--- Start Given entries ---
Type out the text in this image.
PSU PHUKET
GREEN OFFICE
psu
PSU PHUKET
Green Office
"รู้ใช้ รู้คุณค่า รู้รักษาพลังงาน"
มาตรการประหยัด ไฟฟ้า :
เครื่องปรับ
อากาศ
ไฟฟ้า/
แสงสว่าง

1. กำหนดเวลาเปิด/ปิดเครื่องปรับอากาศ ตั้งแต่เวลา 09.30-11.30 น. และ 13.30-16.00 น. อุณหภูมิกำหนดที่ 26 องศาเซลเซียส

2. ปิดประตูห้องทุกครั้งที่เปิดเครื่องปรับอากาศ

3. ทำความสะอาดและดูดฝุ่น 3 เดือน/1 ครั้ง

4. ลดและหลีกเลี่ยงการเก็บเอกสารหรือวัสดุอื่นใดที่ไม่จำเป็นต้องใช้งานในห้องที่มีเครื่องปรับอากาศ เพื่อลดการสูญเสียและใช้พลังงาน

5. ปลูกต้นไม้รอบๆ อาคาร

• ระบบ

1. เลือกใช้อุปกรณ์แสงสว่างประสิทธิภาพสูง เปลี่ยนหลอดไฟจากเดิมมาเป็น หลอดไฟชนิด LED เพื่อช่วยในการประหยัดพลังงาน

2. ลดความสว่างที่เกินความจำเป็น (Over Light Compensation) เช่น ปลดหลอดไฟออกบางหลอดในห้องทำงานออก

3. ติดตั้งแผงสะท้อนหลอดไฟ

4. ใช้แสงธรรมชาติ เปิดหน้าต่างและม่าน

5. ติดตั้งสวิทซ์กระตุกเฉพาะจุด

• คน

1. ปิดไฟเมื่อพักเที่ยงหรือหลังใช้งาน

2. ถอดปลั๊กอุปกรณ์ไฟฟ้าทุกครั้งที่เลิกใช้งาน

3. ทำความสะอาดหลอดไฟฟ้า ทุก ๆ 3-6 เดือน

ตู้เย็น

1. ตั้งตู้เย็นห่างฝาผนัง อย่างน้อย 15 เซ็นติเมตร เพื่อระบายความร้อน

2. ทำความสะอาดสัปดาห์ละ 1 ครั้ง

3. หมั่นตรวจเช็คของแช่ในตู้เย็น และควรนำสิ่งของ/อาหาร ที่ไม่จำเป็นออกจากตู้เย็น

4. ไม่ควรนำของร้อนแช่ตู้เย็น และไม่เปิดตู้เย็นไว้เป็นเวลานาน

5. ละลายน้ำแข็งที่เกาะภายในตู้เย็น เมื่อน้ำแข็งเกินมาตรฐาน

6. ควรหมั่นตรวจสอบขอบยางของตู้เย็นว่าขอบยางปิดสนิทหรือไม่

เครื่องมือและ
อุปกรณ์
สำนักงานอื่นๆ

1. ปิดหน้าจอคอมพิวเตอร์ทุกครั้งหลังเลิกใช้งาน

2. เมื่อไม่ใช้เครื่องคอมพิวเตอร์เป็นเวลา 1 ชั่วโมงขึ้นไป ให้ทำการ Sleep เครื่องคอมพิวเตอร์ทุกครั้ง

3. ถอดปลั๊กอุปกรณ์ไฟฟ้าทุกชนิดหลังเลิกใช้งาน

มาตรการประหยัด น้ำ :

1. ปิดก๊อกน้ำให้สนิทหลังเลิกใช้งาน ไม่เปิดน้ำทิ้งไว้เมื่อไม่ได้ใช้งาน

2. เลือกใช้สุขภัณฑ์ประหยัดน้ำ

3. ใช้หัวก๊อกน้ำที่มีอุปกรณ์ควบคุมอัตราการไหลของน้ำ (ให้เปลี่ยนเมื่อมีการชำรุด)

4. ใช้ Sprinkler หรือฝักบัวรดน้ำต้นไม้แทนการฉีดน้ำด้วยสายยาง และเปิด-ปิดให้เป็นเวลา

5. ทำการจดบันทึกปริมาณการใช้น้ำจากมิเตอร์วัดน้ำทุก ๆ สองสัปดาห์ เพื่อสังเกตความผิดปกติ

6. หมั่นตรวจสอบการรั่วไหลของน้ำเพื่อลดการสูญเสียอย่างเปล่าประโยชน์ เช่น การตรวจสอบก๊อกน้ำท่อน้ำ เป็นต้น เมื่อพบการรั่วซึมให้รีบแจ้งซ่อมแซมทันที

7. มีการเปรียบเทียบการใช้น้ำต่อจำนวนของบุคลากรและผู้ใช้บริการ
--- End Given entries ---
## [What you are asked to do]
Copy all data exactly, start to finish.

## [The result]
Type out the text in this image.
PSU PHUKET
GREEN OFFICE
psu
PSU PHUKET
Green Office
"รู้ใช้ รู้คุณค่า รู้รักษาพลังงาน"
มาตรการประหยัด ไฟฟ้า :
เครื่องปรับ
อากาศ
ไฟฟ้า/
แสงสว่าง

1. กำหนดเวลาเปิด/ปิดเครื่องปรับอากาศ ตั้งแต่เวลา 09.30-11.30 น. และ 13.30-16.00 น. อุณหภูมิกำหนดที่ 26 องศาเซลเซียส

2. ปิดประตูห้องทุกครั้งที่เปิดเครื่องปรับอากาศ

3. ทำความสะอาดและดูดฝุ่น 3 เดือน/1 ครั้ง

4. ลดและหลีกเลี่ยงการเก็บเอกสารหรือวัสดุอื่นใดที่ไม่จำเป็นต้องใช้งานในห้องที่มีเครื่องปรับอากาศ เพื่อลดการสูญเสียและใช้พลังงาน

5. ปลูกต้นไม้รอบๆ อาคาร

• ระบบ

1. เลือกใช้อุปกรณ์แสงสว่างประสิทธิภาพสูง เปลี่ยนหลอดไฟจากเดิมมาเป็น หลอดไฟชนิด LED เพื่อช่วยในการประหยัดพลังงาน

2. ลดความสว่างที่เกินความจำเป็น (Over Light Compensation) เช่น ปลดหลอดไฟออกบางหลอดในห้องทำงานออก

3. ติดตั้งแผงสะท้อนหลอดไฟ

4. ใช้แสงธรรมชาติ เปิดหน้าต่างและม่าน

5. ติดตั้งสวิทซ์กระตุกเฉพาะจุด

• คน

1. ปิดไฟเมื่อพักเที่ยงหรือหลังใช้งาน

2. ถอดปลั๊กอุปกรณ์ไฟฟ้าทุกครั้งที่เลิกใช้งาน

3. ทำความสะอาดหลอดไฟฟ้า ทุก ๆ 3-6 เดือน

ตู้เย็น

1. ตั้งตู้เย็นห่างฝาผนัง อย่างน้อย 15 เซ็นติเมตร เพื่อระบายความร้อน

2. ทำความสะอาดสัปดาห์ละ 1 ครั้ง

3. หมั่นตรวจเช็คของแช่ในตู้เย็น และควรนำสิ่งของ/อาหาร ที่ไม่จำเป็นออกจากตู้เย็น

4. ไม่ควรนำของร้อนแช่ตู้เย็น และไม่เปิดตู้เย็นไว้เป็นเวลานาน

5. ละลายน้ำแข็งที่เกาะภายในตู้เย็น เมื่อน้ำแข็งเกินมาตรฐาน

6. ควรหมั่นตรวจสอบขอบยางของตู้เย็นว่าขอบยางปิดสนิทหรือไม่

เครื่องมือและ
อุปกรณ์
สำนักงานอื่นๆ

1. ปิดหน้าจอคอมพิวเตอร์ทุกครั้งหลังเลิกใช้งาน

2. เมื่อไม่ใช้เครื่องคอมพิวเตอร์เป็นเวลา 1 ชั่วโมงขึ้นไป ให้ทำการ Sleep เครื่องคอมพิวเตอร์ทุกครั้ง

3. ถอดปลั๊กอุปกรณ์ไฟฟ้าทุกชนิดหลังเลิกใช้งาน

มาตรการประหยัด น้ำ :

1. ปิดก๊อกน้ำให้สนิทหลังเลิกใช้งาน ไม่เปิดน้ำทิ้งไว้เมื่อไม่ได้ใช้งาน

2. เลือกใช้สุขภัณฑ์ประหยัดน้ำ

3. ใช้หัวก๊อกน้ำที่มีอุปกรณ์ควบคุมอัตราการไหลของน้ำ (ให้เปลี่ยนเมื่อมีการชำรุด)

4. ใช้ Sprinkler หรือฝักบัวรดน้ำต้นไม้แทนการฉีดน้ำด้วยสายยาง และเปิด-ปิดให้เป็นเวลา

5. ทำการจดบันทึกปริมาณการใช้น้ำจากมิเตอร์วัดน้ำทุก ๆ สองสัปดาห์ เพื่อสังเกตความผิดปกติ

6. หมั่นตรวจสอบการรั่วไหลของน้ำเพื่อลดการสูญเสียอย่างเปล่าประโยชน์ เช่น การตรวจสอบก๊อกน้ำท่อน้ำ เป็นต้น เมื่อพบการรั่วซึมให้รีบแจ้งซ่อมแซมทันที

7. มีการเปรียบเทียบการใช้น้ำต่อจำนวนของบุคลากรและผู้ใช้บริการ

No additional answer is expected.